▸ **Task goal**
Check each line of the records below for the word "latter" and copy those where it appears.

Records contained in a dataset
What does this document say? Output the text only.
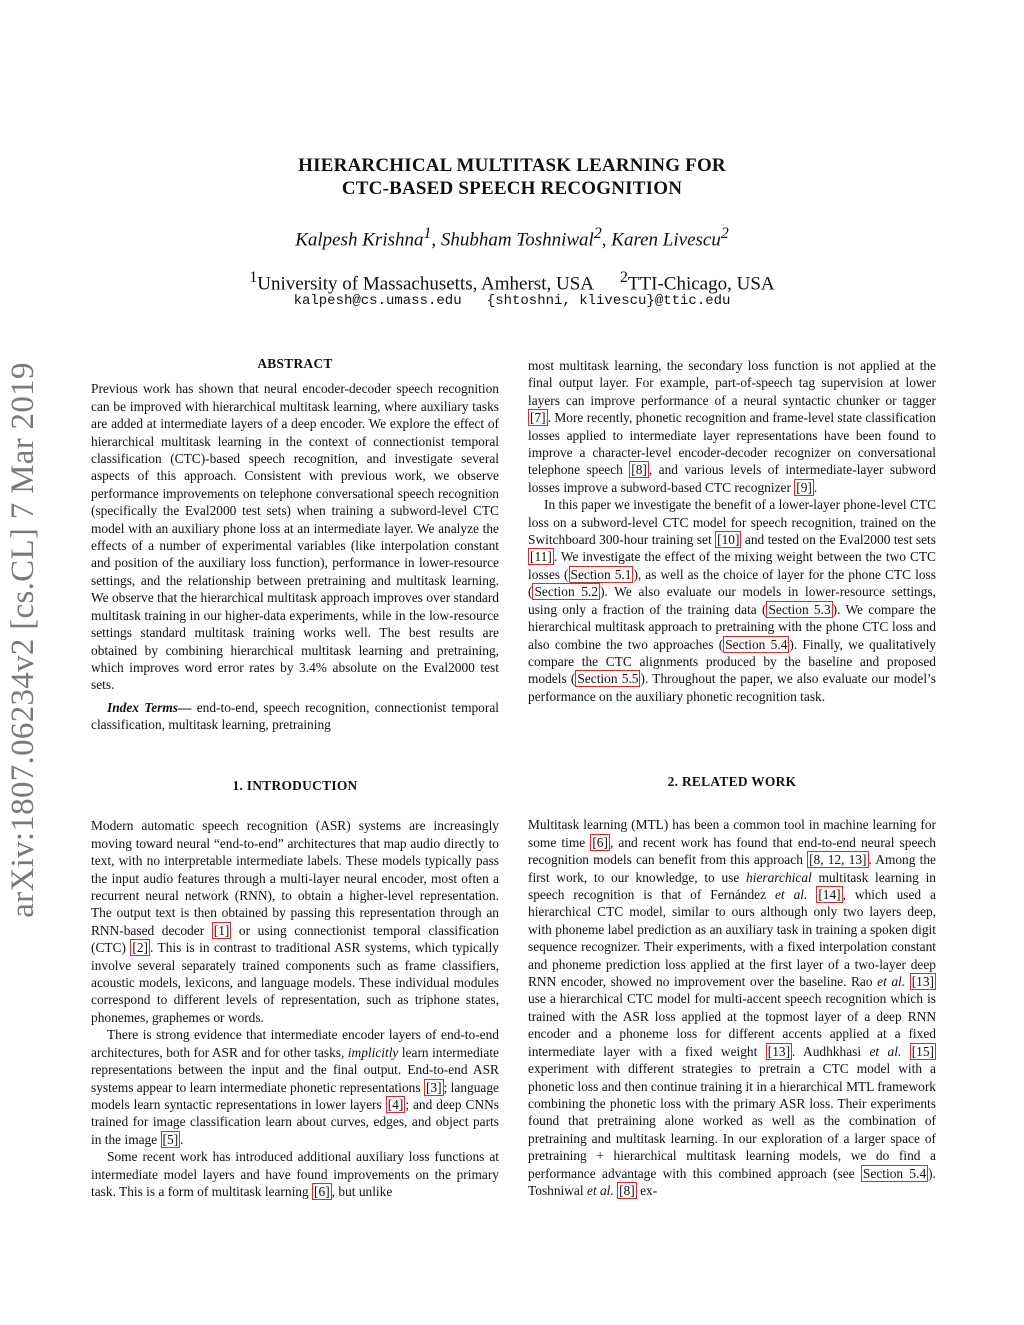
HIERARCHICAL MULTITASK LEARNING FOR
CTC-BASED SPEECH RECOGNITION
Kalpesh Krishna$^1$, Shubham Toshniwal$^2$, Karen Livescu$^2$
$^1$University of Massachusetts, Amherst, USA $^2$TTI-Chicago, USA
kalpesh@cs.umass.edu   {shtoshni, klivescu}@ttic.edu
arXiv:1807.06234v2 [cs.CL] 7 Mar 2019	ABSTRACT

Previous work has shown that neural encoder-decoder speech recognition can be improved with hierarchical multitask learning, where auxiliary tasks are added at intermediate layers of a deep encoder. We explore the effect of hierarchical multitask learning in the context of connectionist temporal classification (CTC)-based speech recognition, and investigate several aspects of this approach. Consistent with previous work, we observe performance improvements on telephone conversational speech recognition (specifically the Eval2000 test sets) when training a subword-level CTC model with an auxiliary phone loss at an intermediate layer. We analyze the effects of a number of experimental variables (like interpolation constant and position of the auxiliary loss function), performance in lower-resource settings, and the relationship between pretraining and multitask learning. We observe that the hierarchical multitask approach improves over standard multitask training in our higher-data experiments, while in the low-resource settings standard multitask training works well. The best results are obtained by combining hierarchical multitask learning and pretraining, which improves word error rates by 3.4% absolute on the Eval2000 test sets.

Index Terms— end-to-end, speech recognition, connectionist temporal classification, multitask learning, pretraining

1. INTRODUCTION

Modern automatic speech recognition (ASR) systems are increasingly moving toward neural “end-to-end” architectures that map audio directly to text, with no interpretable intermediate labels. These models typically pass the input audio features through a multi-layer neural encoder, most often a recurrent neural network (RNN), to obtain a higher-level representation. The output text is then obtained by passing this representation through an RNN-based decoder [1] or using connectionist temporal classification (CTC) [2] . This is in contrast to traditional ASR systems, which typically involve several separately trained components such as frame classifiers, acoustic models, lexicons, and language models. These individual modules correspond to different levels of representation, such as triphone states, phonemes, graphemes or words.

There is strong evidence that intermediate encoder layers of end-to-end architectures, both for ASR and for other tasks, implicitly learn intermediate representations between the input and the final output. End-to-end ASR systems appear to learn intermediate phonetic representations [3] ; language models learn syntactic representations in lower layers [4] ; and deep CNNs trained for image classification learn about curves, edges, and object parts in the image [5] .

Some recent work has introduced additional auxiliary loss functions at intermediate model layers and have found improvements on the primary task. This is a form of multitask learning [6] , but unlike

most multitask learning, the secondary loss function is not applied at the final output layer. For example, part-of-speech tag supervision at lower layers can improve performance of a neural syntactic chunker or tagger [7] . More recently, phonetic recognition and frame-level state classification losses applied to intermediate layer representations have been found to improve a character-level encoder-decoder recognizer on conversational telephone speech [8] , and various levels of intermediate-layer subword losses improve a subword-based CTC recognizer [9] .

In this paper we investigate the benefit of a lower-layer phone-level CTC loss on a subword-level CTC model for speech recognition, trained on the Switchboard 300-hour training set [10] and tested on the Eval2000 test sets [11] . We investigate the effect of the mixing weight between the two CTC losses ( Section 5.1 ), as well as the choice of layer for the phone CTC loss ( Section 5.2 ). We also evaluate our models in lower-resource settings, using only a fraction of the training data ( Section 5.3 ). We compare the hierarchical multitask approach to pretraining with the phone CTC loss and also combine the two approaches ( Section 5.4 ). Finally, we qualitatively compare the CTC alignments produced by the baseline and proposed models ( Section 5.5 ). Throughout the paper, we also evaluate our model’s performance on the auxiliary phonetic recognition task.

2. RELATED WORK

Multitask learning (MTL) has been a common tool in machine learning for some time [6] , and recent work has found that end-to-end neural speech recognition models can benefit from this approach [8, 12, 13] . Among the first work, to our knowledge, to use hierarchical multitask learning in speech recognition is that of Fernández et al. [14] , which used a hierarchical CTC model, similar to ours although only two layers deep, with phoneme label prediction as an auxiliary task in training a spoken digit sequence recognizer. Their experiments, with a fixed interpolation constant and phoneme prediction loss applied at the first layer of a two-layer deep RNN encoder, showed no improvement over the baseline. Rao et al. [13] use a hierarchical CTC model for multi-accent speech recognition which is trained with the ASR loss applied at the topmost layer of a deep RNN encoder and a phoneme loss for different accents applied at a fixed intermediate layer with a fixed weight [13] . Audhkhasi et al. [15] experiment with different strategies to pretrain a CTC model with a phonetic loss and then continue training it in a hierarchical MTL framework combining the phonetic loss with the primary ASR loss. Their experiments found that pretraining alone worked as well as the combination of pretraining and multitask learning. In our exploration of a larger space of pretraining + hierarchical multitask learning models, we do find a performance advantage with this combined approach (see Section 5.4 ). Toshniwal et al. [8] ex-
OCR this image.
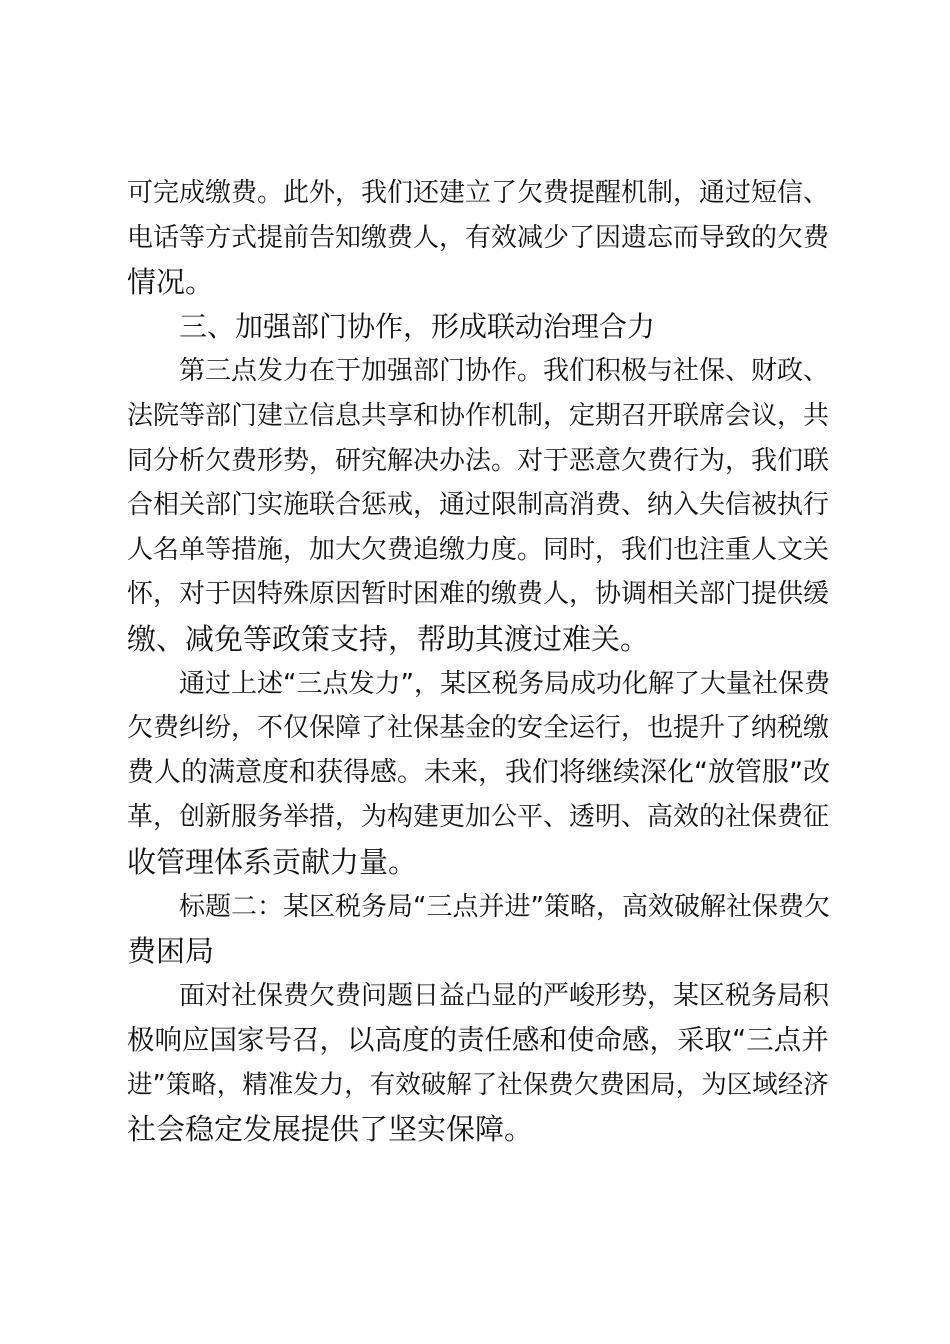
可完成缴费。此外，我们还建立了欠费提醒机制，通过短信、
电话等方式提前告知缴费人，有效减少了因遗忘而导致的欠费
情况。
三、加强部门协作，形成联动治理合力
第三点发力在于加强部门协作。我们积极与社保、财政、
法院等部门建立信息共享和协作机制，定期召开联席会议，共
同分析欠费形势，研究解决办法。对于恶意欠费行为，我们联
合相关部门实施联合惩戒，通过限制高消费、纳入失信被执行
人名单等措施，加大欠费追缴力度。同时，我们也注重人文关
怀，对于因特殊原因暂时困难的缴费人，协调相关部门提供缓
缴、减免等政策支持，帮助其渡过难关。
通过上述“三点发力”，某区税务局成功化解了大量社保费
欠费纠纷，不仅保障了社保基金的安全运行，也提升了纳税缴
费人的满意度和获得感。未来，我们将继续深化“放管服”改
革，创新服务举措，为构建更加公平、透明、高效的社保费征
收管理体系贡献力量。
标题二：某区税务局“三点并进”策略，高效破解社保费欠
费困局
面对社保费欠费问题日益凸显的严峻形势，某区税务局积
极响应国家号召，以高度的责任感和使命感，采取“三点并
进”策略，精准发力，有效破解了社保费欠费困局，为区域经济
社会稳定发展提供了坚实保障。
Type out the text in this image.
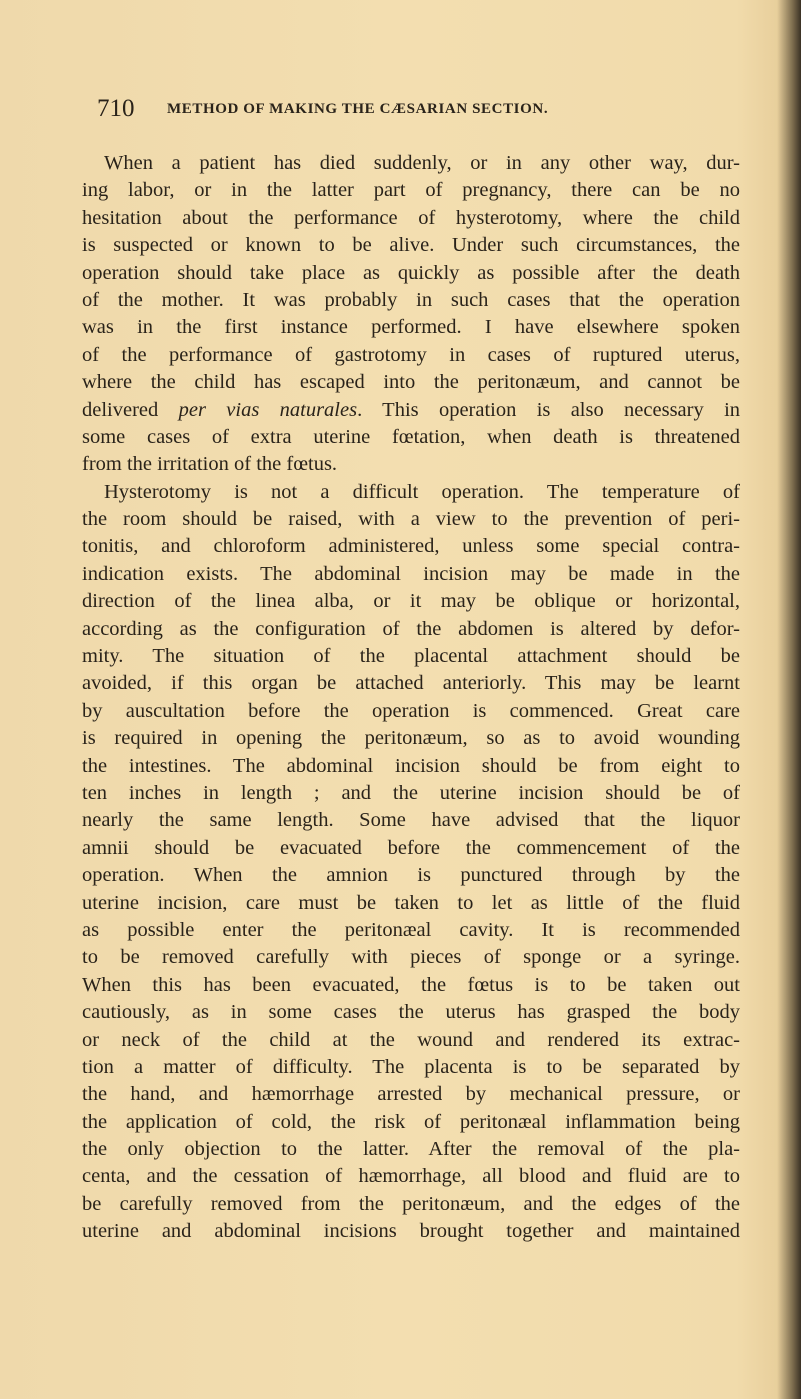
710 METHOD OF MAKING THE CÆSARIAN SECTION.
When a patient has died suddenly, or in any other way, dur-
ing labor, or in the latter part of pregnancy, there can be no
hesitation about the performance of hysterotomy, where the child
is suspected or known to be alive. Under such circumstances, the
operation should take place as quickly as possible after the death
of the mother. It was probably in such cases that the operation
was in the first instance performed. I have elsewhere spoken
of the performance of gastrotomy in cases of ruptured uterus,
where the child has escaped into the peritonæum, and cannot be
delivered per vias naturales. This operation is also necessary in
some cases of extra uterine fœtation, when death is threatened
from the irritation of the fœtus.
Hysterotomy is not a difficult operation. The temperature of
the room should be raised, with a view to the prevention of peri-
tonitis, and chloroform administered, unless some special contra-
indication exists. The abdominal incision may be made in the
direction of the linea alba, or it may be oblique or horizontal,
according as the configuration of the abdomen is altered by defor-
mity. The situation of the placental attachment should be
avoided, if this organ be attached anteriorly. This may be learnt
by auscultation before the operation is commenced. Great care
is required in opening the peritonæum, so as to avoid wounding
the intestines. The abdominal incision should be from eight to
ten inches in length ; and the uterine incision should be of
nearly the same length. Some have advised that the liquor
amnii should be evacuated before the commencement of the
operation. When the amnion is punctured through by the
uterine incision, care must be taken to let as little of the fluid
as possible enter the peritonæal cavity. It is recommended
to be removed carefully with pieces of sponge or a syringe.
When this has been evacuated, the fœtus is to be taken out
cautiously, as in some cases the uterus has grasped the body
or neck of the child at the wound and rendered its extrac-
tion a matter of difficulty. The placenta is to be separated by
the hand, and hæmorrhage arrested by mechanical pressure, or
the application of cold, the risk of peritonæal inflammation being
the only objection to the latter. After the removal of the pla-
centa, and the cessation of hæmorrhage, all blood and fluid are to
be carefully removed from the peritonæum, and the edges of the
uterine and abdominal incisions brought together and maintained
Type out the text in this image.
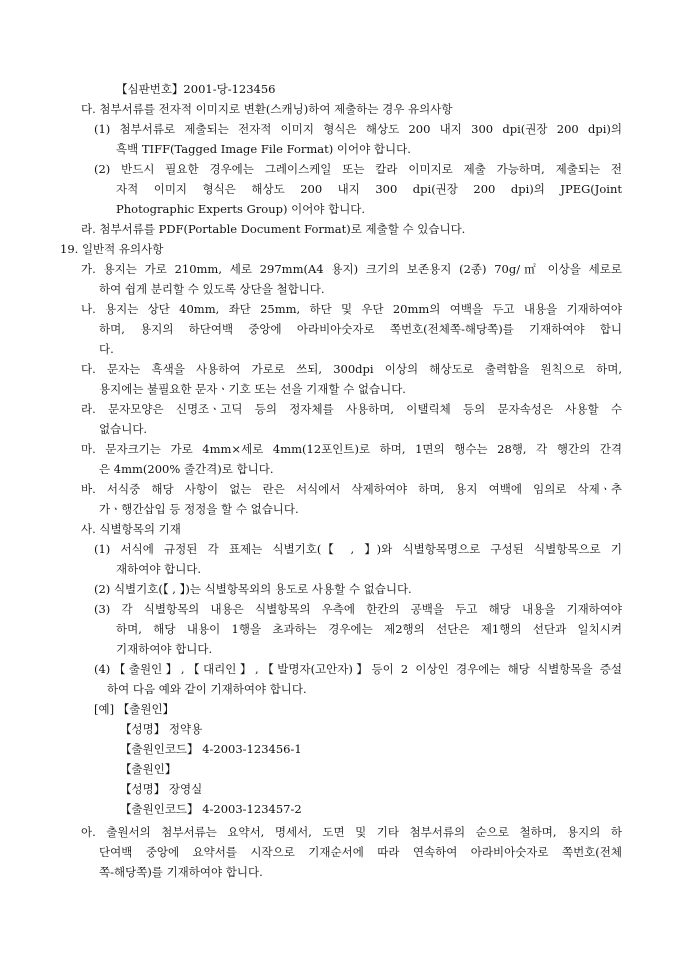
【심판번호】2001-당-123456
다. 첨부서류를 전자적 이미지로 변환(스캐닝)하여 제출하는 경우 유의사항
(1) 첨부서류로 제출되는 전자적 이미지 형식은 해상도 200 내지 300 dpi(권장 200 dpi)의
흑백 TIFF(Tagged Image File Format) 이어야 합니다.
(2) 반드시 필요한 경우에는 그레이스케일 또는 칼라 이미지로 제출 가능하며, 제출되는 전
자적 이미지 형식은 해상도 200 내지 300 dpi(권장 200 dpi)의 JPEG(Joint
Photographic Experts Group) 이어야 합니다.
라. 첨부서류를 PDF(Portable Document Format)로 제출할 수 있습니다.
19. 일반적 유의사항
가. 용지는 가로 210mm, 세로 297mm(A4 용지) 크기의 보존용지 (2종) 70g/㎡ 이상을 세로로
하여 쉽게 분리할 수 있도록 상단을 철합니다.
나. 용지는 상단 40mm, 좌단 25mm, 하단 및 우단 20mm의 여백을 두고 내용을 기재하여야
하며, 용지의 하단여백 중앙에 아라비아숫자로 쪽번호(전체쪽-해당쪽)를 기재하여야 합니
다.
다. 문자는 흑색을 사용하여 가로로 쓰되, 300dpi 이상의 해상도로 출력함을 원칙으로 하며,
용지에는 불필요한 문자ㆍ기호 또는 선을 기재할 수 없습니다.
라. 문자모양은 신명조ㆍ고딕 등의 정자체를 사용하며, 이탤릭체 등의 문자속성은 사용할 수
없습니다.
마. 문자크기는 가로 4mm×세로 4mm(12포인트)로 하며, 1면의 행수는 28행, 각 행간의 간격
은 4mm(200% 줄간격)로 합니다.
바. 서식중 해당 사항이 없는 란은 서식에서 삭제하여야 하며, 용지 여백에 임의로 삭제ㆍ추
가ㆍ행간삽입 등 정정을 할 수 없습니다.
사. 식별항목의 기재
(1) 서식에 규정된 각 표제는 식별기호(【 , 】)와 식별항목명으로 구성된 식별항목으로 기
재하여야 합니다.
(2) 식별기호(【 , 】)는 식별항목외의 용도로 사용할 수 없습니다.
(3) 각 식별항목의 내용은 식별항목의 우측에 한칸의 공백을 두고 해당 내용을 기재하여야
하며, 해당 내용이 1행을 초과하는 경우에는 제2행의 선단은 제1행의 선단과 일치시켜
기재하여야 합니다.
(4)【출원인】,【대리인】,【발명자(고안자)】등이 2 이상인 경우에는 해당 식별항목을 증설
하여 다음 예와 같이 기재하여야 합니다.
[예] 【출원인】
【성명】 정약용
【출원인코드】 4-2003-123456-1
【출원인】
【성명】 장영실
【출원인코드】 4-2003-123457-2
아. 출원서의 첨부서류는 요약서, 명세서, 도면 및 기타 첨부서류의 순으로 철하며, 용지의 하
단여백 중앙에 요약서를 시작으로 기재순서에 따라 연속하여 아라비아숫자로 쪽번호(전체
쪽-해당쪽)를 기재하여야 합니다.
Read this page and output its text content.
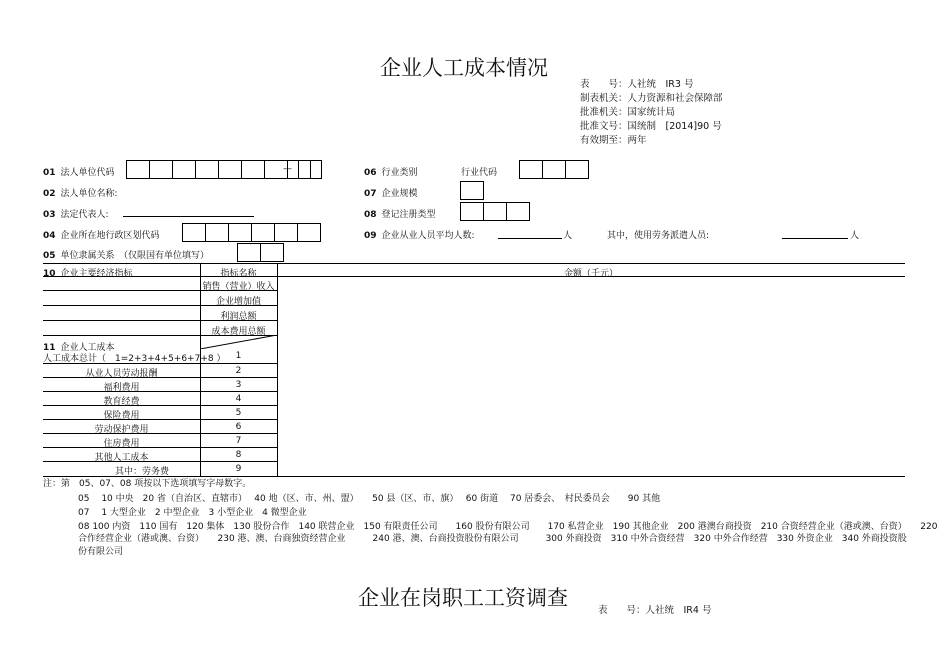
企业人工成本情况
表　　号：人社统　IR3 号
制表机关：人力资源和社会保障部
批准机关：国家统计局
批准文号：国统制　[2014]90 号
有效期至：两年
01 法人单位代码	—
02 法人单位名称:
03 法定代表人:
04 企业所在地行政区划代码
05 单位隶属关系　（仅限国有单位填写）
06 行业类别	行业代码
07 企业规模
08 登记注册类型
09 企业从业人员平均人数:	人	其中，使用劳务派遣人员:	人
10 企业主要经济指标	指标名称	金额（千元）
销售（营业）收入
企业增加值
利润总额
成本费用总额
11 企业人工成本
人工成本总计（　1=2+3+4+5+6+7+8 ）	1
从业人员劳动报酬	2
福利费用	3
教育经费	4
保险费用	5
劳动保护费用	6
住房费用	7
其他人工成本	8
其中：劳务费	9
注：第　05、07、08 项按以下选项填写字母数字。
05　 10 中央　20 省（自治区、直辖市）　 40 地（区、市、州、盟）　　50 县（区、市、旗）　 60 街道　 70 居委会、　村民委员会　　90 其他
07　 1 大型企业　2 中型企业　3 小型企业　4 微型企业
08 100 内资　110 国有　120 集体　130 股份合作　140 联营企业　150 有限责任公司　　160 股份有限公司　　170 私营企业　190 其他企业　200 港澳台商投资　210 合资经营企业（港或澳、台资）　　220
合作经营企业（港或澳、台资）　　230 港、澳、台商独资经营企业　　　240 港、澳、台商投资股份有限公司　　　300 外商投资　310 中外合资经营　320 中外合作经营　330 外资企业　340 外商投资股
份有限公司
企业在岗职工工资调查
表　　号：人社统　IR4 号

▸ **Correct output**
ing labor, or in the latter part of pregnancy, there can be no
the only objection to the latter. After the removal of the pla-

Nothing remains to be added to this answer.